(Data records):

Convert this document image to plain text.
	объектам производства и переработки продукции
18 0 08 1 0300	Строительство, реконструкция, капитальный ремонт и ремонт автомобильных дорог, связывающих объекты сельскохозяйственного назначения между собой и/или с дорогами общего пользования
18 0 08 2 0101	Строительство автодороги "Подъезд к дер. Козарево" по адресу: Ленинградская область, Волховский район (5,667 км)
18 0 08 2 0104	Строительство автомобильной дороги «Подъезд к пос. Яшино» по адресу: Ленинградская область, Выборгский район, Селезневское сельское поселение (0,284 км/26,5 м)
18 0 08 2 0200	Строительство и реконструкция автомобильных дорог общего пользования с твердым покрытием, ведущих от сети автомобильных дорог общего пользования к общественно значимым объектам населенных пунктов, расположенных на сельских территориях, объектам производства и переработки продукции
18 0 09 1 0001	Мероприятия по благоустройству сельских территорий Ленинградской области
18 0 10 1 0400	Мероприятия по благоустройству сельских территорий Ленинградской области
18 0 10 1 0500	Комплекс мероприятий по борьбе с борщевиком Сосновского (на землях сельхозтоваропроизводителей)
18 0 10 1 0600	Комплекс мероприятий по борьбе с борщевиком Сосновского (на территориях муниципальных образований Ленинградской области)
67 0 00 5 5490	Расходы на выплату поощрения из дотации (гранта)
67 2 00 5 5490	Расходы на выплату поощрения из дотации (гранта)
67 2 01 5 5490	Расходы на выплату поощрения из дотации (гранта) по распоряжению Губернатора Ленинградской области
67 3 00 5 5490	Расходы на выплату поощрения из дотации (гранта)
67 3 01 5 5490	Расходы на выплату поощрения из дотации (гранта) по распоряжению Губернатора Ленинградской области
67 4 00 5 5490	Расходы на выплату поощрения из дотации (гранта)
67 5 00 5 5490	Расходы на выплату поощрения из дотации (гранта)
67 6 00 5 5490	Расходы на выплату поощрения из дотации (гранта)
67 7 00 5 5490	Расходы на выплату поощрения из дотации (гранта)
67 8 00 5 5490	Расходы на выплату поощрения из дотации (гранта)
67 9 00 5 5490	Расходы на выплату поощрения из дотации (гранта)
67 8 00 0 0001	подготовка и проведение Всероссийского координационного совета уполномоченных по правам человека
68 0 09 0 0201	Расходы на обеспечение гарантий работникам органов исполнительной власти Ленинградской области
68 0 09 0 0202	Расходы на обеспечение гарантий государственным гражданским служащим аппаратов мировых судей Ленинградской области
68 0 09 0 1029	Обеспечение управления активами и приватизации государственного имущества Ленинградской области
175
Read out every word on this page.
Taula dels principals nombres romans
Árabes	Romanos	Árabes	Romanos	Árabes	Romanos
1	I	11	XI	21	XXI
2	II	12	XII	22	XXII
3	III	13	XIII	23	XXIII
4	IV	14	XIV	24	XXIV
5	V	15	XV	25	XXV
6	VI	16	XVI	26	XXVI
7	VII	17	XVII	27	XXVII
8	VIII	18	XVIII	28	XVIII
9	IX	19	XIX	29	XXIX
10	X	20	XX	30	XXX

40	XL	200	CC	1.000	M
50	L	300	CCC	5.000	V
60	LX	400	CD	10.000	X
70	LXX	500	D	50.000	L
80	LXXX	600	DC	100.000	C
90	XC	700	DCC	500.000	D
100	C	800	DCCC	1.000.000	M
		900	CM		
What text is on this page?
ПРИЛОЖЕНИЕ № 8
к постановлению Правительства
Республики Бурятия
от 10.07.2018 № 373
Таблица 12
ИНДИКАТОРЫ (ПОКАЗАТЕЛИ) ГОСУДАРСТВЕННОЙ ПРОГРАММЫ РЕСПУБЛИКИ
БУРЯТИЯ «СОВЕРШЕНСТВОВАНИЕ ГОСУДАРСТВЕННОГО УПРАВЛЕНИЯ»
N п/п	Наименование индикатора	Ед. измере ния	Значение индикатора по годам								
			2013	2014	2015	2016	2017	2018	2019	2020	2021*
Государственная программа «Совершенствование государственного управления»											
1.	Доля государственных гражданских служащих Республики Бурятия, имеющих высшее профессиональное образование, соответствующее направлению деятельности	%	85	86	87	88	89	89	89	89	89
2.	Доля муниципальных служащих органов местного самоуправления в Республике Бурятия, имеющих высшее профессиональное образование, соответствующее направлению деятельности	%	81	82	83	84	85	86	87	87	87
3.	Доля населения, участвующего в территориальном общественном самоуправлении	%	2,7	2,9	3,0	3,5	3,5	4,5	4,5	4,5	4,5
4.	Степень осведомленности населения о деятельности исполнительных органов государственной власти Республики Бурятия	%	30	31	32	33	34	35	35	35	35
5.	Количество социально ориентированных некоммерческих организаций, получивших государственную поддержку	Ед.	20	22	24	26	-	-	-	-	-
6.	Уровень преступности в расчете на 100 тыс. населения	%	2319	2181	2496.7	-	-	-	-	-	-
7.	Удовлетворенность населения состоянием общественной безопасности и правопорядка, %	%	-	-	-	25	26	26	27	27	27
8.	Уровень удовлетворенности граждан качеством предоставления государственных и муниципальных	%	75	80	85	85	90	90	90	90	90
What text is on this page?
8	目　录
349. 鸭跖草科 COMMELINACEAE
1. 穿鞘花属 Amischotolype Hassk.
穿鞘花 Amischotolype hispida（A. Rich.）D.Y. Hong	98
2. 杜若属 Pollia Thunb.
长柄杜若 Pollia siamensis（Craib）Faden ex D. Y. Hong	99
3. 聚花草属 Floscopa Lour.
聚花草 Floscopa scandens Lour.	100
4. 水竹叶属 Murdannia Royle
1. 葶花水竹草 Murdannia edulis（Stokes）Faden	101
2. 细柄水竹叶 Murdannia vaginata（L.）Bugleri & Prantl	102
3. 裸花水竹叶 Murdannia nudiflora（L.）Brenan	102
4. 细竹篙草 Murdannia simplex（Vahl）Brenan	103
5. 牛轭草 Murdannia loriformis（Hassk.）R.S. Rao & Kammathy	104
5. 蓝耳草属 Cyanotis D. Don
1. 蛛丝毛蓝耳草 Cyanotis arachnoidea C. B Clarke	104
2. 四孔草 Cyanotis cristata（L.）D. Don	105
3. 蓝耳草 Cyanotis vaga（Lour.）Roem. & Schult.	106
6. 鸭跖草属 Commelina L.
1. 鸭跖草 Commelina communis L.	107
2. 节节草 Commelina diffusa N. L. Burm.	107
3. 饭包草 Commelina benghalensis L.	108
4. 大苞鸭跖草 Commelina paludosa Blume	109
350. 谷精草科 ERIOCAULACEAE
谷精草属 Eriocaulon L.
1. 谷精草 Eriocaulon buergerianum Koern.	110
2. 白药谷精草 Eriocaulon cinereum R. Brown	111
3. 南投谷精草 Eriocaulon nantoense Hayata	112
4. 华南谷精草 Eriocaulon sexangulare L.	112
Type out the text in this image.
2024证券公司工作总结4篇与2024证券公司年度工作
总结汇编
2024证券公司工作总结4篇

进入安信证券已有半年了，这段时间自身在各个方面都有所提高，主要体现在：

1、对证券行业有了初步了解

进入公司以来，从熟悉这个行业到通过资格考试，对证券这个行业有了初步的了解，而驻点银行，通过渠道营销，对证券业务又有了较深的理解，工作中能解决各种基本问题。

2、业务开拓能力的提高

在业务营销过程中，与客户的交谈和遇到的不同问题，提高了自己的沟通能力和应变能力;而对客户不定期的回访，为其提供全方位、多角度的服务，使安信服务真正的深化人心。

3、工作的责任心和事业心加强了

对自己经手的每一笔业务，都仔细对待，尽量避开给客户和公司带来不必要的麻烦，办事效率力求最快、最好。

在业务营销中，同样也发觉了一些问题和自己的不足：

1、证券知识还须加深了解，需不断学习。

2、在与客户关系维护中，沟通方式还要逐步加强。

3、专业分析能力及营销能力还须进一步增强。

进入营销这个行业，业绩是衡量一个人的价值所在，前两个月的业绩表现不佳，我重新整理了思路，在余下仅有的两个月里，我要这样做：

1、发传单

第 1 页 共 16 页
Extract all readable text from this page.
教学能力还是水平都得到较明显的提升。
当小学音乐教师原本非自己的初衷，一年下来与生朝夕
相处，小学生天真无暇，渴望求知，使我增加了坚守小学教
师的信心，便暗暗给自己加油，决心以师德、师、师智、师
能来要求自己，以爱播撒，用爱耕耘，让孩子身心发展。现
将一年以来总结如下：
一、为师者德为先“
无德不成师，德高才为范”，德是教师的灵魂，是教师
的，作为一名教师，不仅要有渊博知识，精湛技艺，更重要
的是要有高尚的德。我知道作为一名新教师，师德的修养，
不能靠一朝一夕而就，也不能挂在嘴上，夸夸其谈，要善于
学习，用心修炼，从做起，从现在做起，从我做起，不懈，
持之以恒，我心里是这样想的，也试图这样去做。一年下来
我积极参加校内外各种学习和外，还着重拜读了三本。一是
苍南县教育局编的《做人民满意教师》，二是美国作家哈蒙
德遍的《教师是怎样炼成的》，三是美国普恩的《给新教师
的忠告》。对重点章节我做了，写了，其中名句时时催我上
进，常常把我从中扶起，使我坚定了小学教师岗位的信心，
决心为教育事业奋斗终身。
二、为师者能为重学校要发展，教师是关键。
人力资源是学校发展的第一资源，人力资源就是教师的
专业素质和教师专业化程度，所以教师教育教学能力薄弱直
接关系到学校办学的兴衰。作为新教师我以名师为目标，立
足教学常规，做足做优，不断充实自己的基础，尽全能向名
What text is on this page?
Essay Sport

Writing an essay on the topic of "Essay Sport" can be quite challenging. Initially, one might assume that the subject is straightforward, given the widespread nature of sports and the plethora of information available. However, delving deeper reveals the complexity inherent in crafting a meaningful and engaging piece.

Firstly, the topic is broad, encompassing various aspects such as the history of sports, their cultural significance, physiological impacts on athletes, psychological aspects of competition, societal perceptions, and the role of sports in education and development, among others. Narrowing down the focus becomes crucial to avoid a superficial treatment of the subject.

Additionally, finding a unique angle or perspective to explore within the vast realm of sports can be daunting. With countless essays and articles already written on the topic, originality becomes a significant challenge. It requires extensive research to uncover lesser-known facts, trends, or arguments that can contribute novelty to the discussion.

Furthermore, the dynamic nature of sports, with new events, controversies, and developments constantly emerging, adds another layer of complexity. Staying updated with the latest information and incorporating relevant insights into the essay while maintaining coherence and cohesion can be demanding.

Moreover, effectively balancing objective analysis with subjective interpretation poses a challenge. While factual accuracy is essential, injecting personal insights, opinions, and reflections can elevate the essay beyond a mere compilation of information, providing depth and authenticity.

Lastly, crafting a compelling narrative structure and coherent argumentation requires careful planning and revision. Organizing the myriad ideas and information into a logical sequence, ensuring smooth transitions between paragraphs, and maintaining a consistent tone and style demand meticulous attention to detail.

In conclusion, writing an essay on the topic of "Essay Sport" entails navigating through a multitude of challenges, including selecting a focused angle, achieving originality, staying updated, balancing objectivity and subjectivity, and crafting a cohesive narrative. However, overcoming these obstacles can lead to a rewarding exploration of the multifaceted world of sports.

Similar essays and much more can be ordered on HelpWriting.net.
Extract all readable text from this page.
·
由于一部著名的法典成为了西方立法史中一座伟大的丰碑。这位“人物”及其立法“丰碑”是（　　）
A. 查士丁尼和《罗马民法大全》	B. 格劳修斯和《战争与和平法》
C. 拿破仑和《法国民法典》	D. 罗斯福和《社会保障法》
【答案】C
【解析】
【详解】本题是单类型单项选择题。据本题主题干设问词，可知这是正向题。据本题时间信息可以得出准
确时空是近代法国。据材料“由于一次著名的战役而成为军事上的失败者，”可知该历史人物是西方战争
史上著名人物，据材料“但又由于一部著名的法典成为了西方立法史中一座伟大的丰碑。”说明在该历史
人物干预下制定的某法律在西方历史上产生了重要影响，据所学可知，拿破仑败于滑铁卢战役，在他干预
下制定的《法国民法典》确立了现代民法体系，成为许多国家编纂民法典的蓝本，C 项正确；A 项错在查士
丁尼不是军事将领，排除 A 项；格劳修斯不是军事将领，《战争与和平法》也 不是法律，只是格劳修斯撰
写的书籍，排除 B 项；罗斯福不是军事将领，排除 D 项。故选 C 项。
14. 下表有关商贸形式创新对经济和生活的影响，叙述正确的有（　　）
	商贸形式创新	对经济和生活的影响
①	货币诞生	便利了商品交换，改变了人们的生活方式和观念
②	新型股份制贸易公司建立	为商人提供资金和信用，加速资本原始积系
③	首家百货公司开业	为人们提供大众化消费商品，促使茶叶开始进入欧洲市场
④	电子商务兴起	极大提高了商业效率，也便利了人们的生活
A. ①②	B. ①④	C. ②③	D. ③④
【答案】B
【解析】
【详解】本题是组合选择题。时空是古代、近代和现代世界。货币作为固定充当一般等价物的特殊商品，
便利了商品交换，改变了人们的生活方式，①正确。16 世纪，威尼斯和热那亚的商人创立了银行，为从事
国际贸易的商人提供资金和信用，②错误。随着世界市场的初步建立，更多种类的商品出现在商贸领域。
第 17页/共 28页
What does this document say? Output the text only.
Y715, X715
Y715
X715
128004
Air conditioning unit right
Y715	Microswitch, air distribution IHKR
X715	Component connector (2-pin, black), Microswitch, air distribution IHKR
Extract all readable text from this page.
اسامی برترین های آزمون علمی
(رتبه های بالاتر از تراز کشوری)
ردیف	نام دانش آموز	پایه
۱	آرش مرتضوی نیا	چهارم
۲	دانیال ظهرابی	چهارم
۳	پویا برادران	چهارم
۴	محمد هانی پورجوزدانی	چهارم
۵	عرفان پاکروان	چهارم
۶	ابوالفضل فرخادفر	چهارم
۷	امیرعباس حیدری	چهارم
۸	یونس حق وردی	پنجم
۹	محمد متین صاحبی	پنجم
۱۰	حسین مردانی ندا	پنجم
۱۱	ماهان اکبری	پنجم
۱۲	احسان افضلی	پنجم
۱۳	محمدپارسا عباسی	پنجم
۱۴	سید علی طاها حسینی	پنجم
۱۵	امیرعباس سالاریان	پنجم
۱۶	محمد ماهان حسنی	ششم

(Task goal):
Report how many lines of the entries hold the string "document". Provide the number alone.

(Written response):
2